### [Written exercise]
Render every entry verbatim.

========

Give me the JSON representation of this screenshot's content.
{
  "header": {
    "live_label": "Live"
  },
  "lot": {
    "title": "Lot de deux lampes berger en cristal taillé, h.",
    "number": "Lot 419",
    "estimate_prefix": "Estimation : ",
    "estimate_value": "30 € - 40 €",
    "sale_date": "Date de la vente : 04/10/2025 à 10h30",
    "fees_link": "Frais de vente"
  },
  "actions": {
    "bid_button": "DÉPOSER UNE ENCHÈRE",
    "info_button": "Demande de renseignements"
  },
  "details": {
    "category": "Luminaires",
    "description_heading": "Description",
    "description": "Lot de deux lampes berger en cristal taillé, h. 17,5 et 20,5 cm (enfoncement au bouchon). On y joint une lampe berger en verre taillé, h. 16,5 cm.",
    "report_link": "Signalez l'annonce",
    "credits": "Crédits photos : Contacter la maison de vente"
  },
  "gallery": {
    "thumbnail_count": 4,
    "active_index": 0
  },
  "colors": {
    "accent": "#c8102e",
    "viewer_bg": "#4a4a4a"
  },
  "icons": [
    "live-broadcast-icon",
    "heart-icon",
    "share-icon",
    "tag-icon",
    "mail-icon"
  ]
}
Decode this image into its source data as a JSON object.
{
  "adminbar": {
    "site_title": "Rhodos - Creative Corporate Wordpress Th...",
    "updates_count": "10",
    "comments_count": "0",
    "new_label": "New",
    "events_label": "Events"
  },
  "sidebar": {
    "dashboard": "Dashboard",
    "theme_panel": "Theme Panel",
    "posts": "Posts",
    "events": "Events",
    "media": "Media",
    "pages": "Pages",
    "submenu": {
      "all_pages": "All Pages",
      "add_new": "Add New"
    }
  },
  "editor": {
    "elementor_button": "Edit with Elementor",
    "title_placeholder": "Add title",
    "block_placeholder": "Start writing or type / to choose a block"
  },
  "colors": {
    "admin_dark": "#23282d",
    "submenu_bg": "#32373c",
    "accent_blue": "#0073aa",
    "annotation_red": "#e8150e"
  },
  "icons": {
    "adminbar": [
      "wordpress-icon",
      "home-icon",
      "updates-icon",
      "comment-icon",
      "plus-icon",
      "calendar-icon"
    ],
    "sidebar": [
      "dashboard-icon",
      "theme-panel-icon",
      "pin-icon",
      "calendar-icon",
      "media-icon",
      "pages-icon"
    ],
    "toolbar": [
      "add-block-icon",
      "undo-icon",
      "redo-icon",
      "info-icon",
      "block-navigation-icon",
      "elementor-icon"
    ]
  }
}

========

### [The answer]
Give me the JSON representation of this screenshot's content.
{
  "header": {
    "live_label": "Live"
  },
  "lot": {
    "title": "Lot de deux lampes berger en cristal taillé, h.",
    "number": "Lot 419",
    "estimate_prefix": "Estimation : ",
    "estimate_value": "30 € - 40 €",
    "sale_date": "Date de la vente : 04/10/2025 à 10h30",
    "fees_link": "Frais de vente"
  },
  "actions": {
    "bid_button": "DÉPOSER UNE ENCHÈRE",
    "info_button": "Demande de renseignements"
  },
  "details": {
    "category": "Luminaires",
    "description_heading": "Description",
    "description": "Lot de deux lampes berger en cristal taillé, h. 17,5 et 20,5 cm (enfoncement au bouchon). On y joint une lampe berger en verre taillé, h. 16,5 cm.",
    "report_link": "Signalez l'annonce",
    "credits": "Crédits photos : Contacter la maison de vente"
  },
  "gallery": {
    "thumbnail_count": 4,
    "active_index": 0
  },
  "colors": {
    "accent": "#c8102e",
    "viewer_bg": "#4a4a4a"
  },
  "icons": [
    "live-broadcast-icon",
    "heart-icon",
    "share-icon",
    "tag-icon",
    "mail-icon"
  ]
}
Decode this image into its source data as a JSON object.
{
  "adminbar": {
    "site_title": "Rhodos - Creative Corporate Wordpress Th...",
    "updates_count": "10",
    "comments_count": "0",
    "new_label": "New",
    "events_label": "Events"
  },
  "sidebar": {
    "dashboard": "Dashboard",
    "theme_panel": "Theme Panel",
    "posts": "Posts",
    "events": "Events",
    "media": "Media",
    "pages": "Pages",
    "submenu": {
      "all_pages": "All Pages",
      "add_new": "Add New"
    }
  },
  "editor": {
    "elementor_button": "Edit with Elementor",
    "title_placeholder": "Add title",
    "block_placeholder": "Start writing or type / to choose a block"
  },
  "colors": {
    "admin_dark": "#23282d",
    "submenu_bg": "#32373c",
    "accent_blue": "#0073aa",
    "annotation_red": "#e8150e"
  },
  "icons": {
    "adminbar": [
      "wordpress-icon",
      "home-icon",
      "updates-icon",
      "comment-icon",
      "plus-icon",
      "calendar-icon"
    ],
    "sidebar": [
      "dashboard-icon",
      "theme-panel-icon",
      "pin-icon",
      "calendar-icon",
      "media-icon",
      "pages-icon"
    ],
    "toolbar": [
      "add-block-icon",
      "undo-icon",
      "redo-icon",
      "info-icon",
      "block-navigation-icon",
      "elementor-icon"
    ]
  }
}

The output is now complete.